▶ [Data entries for graphics]

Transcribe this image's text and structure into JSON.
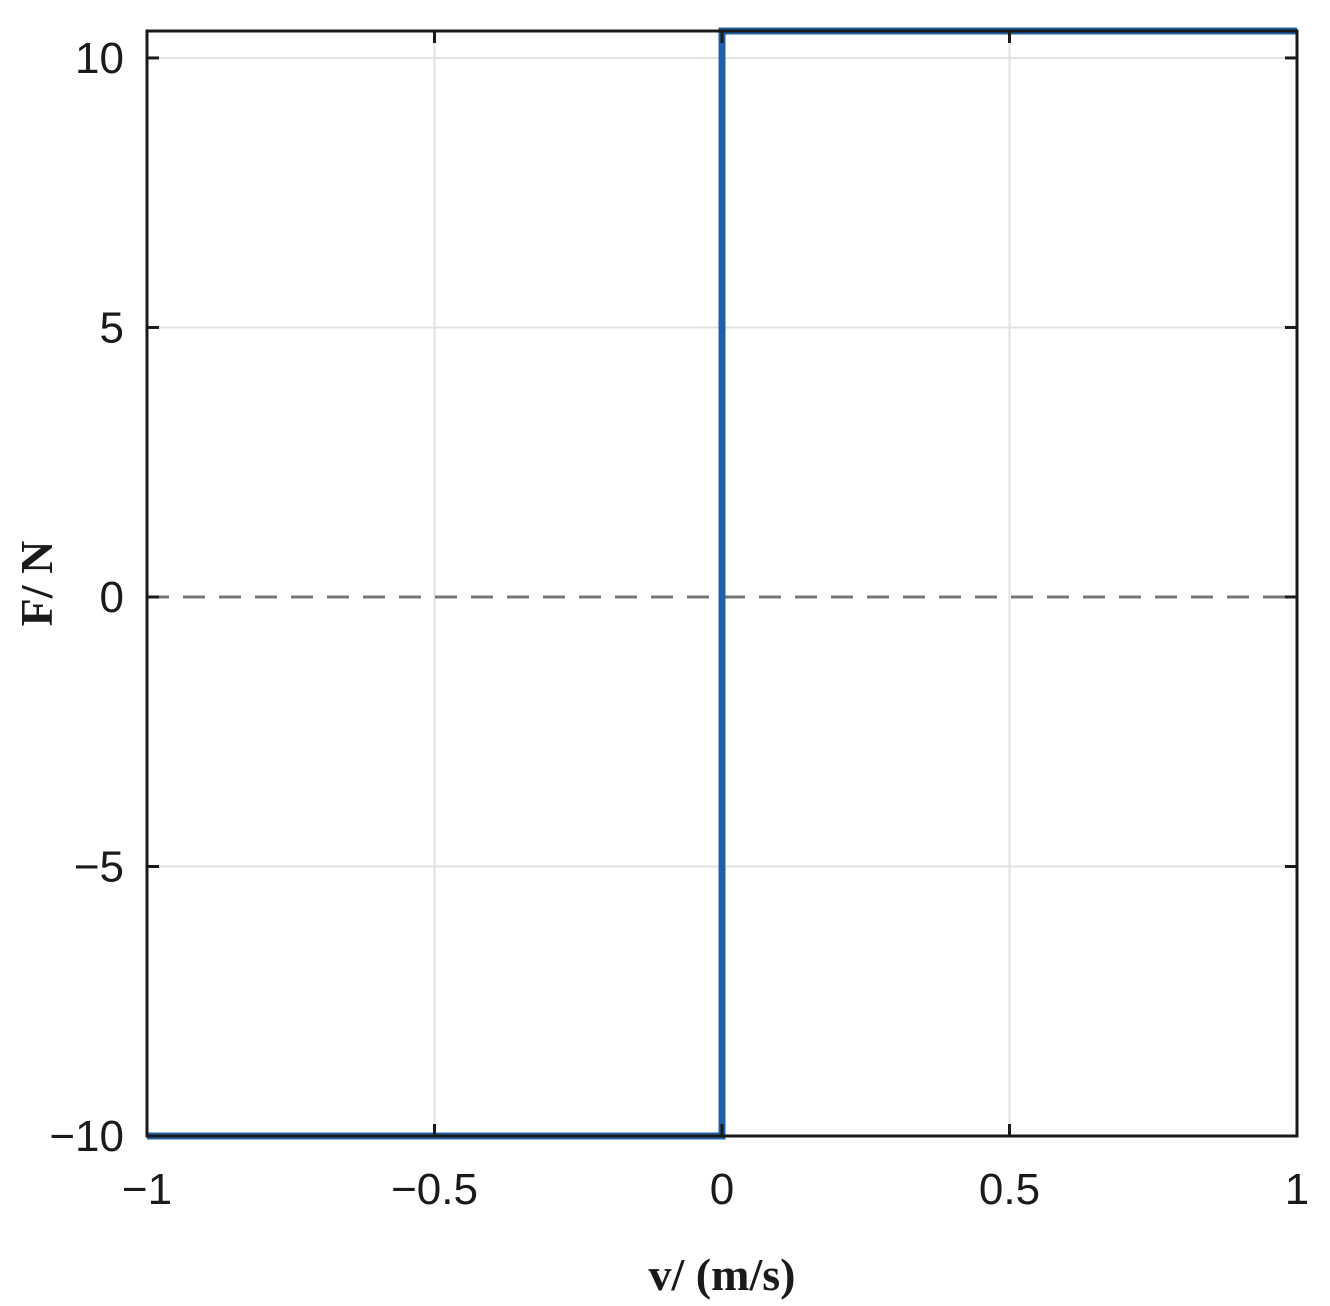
{
  "chart_data": {
    "type": "line",
    "xlabel": "v/ (m/s)",
    "ylabel": "F/ N",
    "xlim": [
      -1,
      1
    ],
    "ylim": [
      -10,
      10.5
    ],
    "grid": true,
    "x_ticks": [
      -1,
      -0.5,
      0,
      0.5,
      1
    ],
    "x_tick_labels": [
      "−1",
      "−0.5",
      "0",
      "0.5",
      "1"
    ],
    "y_ticks": [
      -10,
      -5,
      0,
      5,
      10
    ],
    "y_tick_labels": [
      "−10",
      "−5",
      "0",
      "5",
      "10"
    ],
    "reference_line": {
      "y": 0,
      "style": "dashed",
      "color": "#777777"
    },
    "series": [
      {
        "color": "#1f5fa8",
        "x": [
          -1,
          0,
          0,
          1
        ],
        "y": [
          -10,
          -10,
          10.5,
          10.5
        ]
      }
    ]
  }
}
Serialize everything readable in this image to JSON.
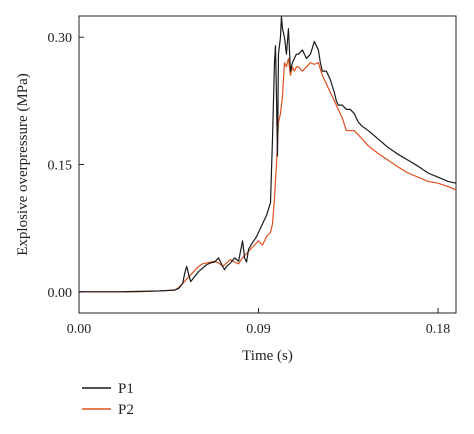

▶ [WRITTEN TASK]
Quote the preceding listing precisely and completely, omitting its images.

▶ [ANSWER TO THIS TASK]
Transcribe this image's text and structure into JSON.
{
  "chart_data": {
    "type": "line",
    "xlabel": "v/ (m/s)",
    "ylabel": "F/ N",
    "xlim": [
      -1,
      1
    ],
    "ylim": [
      -10,
      10.5
    ],
    "grid": true,
    "x_ticks": [
      -1,
      -0.5,
      0,
      0.5,
      1
    ],
    "x_tick_labels": [
      "−1",
      "−0.5",
      "0",
      "0.5",
      "1"
    ],
    "y_ticks": [
      -10,
      -5,
      0,
      5,
      10
    ],
    "y_tick_labels": [
      "−10",
      "−5",
      "0",
      "5",
      "10"
    ],
    "reference_line": {
      "y": 0,
      "style": "dashed",
      "color": "#777777"
    },
    "series": [
      {
        "color": "#1f5fa8",
        "x": [
          -1,
          0,
          0,
          1
        ],
        "y": [
          -10,
          -10,
          10.5,
          10.5
        ]
      }
    ]
  }
}
Serialize everything readable in this image to JSON.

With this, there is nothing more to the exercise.